Set exercise >>
Scan the lines below for the word "достижению". Copy each line you find it in.

* BEGIN Data provided *

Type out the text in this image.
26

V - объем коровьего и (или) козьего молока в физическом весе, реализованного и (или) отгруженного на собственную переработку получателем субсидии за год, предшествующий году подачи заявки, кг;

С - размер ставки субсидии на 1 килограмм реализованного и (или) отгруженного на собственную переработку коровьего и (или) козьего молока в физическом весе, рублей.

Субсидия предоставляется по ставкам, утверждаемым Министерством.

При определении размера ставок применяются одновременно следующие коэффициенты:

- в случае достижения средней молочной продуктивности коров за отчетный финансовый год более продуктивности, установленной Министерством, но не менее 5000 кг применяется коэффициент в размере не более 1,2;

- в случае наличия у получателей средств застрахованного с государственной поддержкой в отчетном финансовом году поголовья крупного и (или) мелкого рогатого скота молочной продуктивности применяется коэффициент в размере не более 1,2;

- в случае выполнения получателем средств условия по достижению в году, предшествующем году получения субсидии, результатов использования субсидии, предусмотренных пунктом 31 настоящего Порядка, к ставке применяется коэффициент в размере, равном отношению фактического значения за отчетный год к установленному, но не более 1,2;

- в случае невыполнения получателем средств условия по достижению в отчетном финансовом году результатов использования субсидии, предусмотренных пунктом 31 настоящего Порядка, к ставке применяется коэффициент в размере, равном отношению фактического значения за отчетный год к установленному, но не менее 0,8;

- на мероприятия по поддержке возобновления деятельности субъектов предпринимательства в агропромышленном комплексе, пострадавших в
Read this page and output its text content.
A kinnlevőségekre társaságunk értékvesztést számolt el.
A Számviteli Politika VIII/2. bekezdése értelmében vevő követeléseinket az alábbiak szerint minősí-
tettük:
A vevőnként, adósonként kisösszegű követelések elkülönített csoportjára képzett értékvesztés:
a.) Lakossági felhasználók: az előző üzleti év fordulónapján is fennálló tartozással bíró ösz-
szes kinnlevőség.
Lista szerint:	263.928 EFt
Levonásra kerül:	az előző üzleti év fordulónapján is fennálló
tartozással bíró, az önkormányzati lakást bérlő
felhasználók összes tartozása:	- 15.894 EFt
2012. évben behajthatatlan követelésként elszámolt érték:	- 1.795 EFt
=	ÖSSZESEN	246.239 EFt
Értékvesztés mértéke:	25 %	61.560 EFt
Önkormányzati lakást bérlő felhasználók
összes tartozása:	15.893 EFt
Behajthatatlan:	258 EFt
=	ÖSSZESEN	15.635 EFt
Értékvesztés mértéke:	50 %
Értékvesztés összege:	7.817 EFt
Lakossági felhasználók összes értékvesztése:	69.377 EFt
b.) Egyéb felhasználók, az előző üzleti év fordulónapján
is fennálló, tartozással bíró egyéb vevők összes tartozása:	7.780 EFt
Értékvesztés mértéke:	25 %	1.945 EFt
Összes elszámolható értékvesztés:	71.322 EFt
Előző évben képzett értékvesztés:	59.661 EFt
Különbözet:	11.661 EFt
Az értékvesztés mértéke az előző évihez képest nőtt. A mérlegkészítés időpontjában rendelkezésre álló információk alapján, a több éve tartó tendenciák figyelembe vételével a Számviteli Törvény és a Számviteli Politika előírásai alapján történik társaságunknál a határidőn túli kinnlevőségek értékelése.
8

* END Data provided *

Exercise output >>
- в случае выполнения получателем средств условия по достижению в году, предшествующем году получения субсидии, результатов использования субсидии, предусмотренных пунктом 31 настоящего Порядка, к ставке применяется коэффициент в размере, равном отношению фактического значения за отчетный год к установленному, но не более 1,2;
- в случае невыполнения получателем средств условия по достижению в отчетном финансовом году результатов использования субсидии, предусмотренных пунктом 31 настоящего Порядка, к ставке применяется коэффициент в размере, равном отношению фактического значения за отчетный год к установленному, но не менее 0,8;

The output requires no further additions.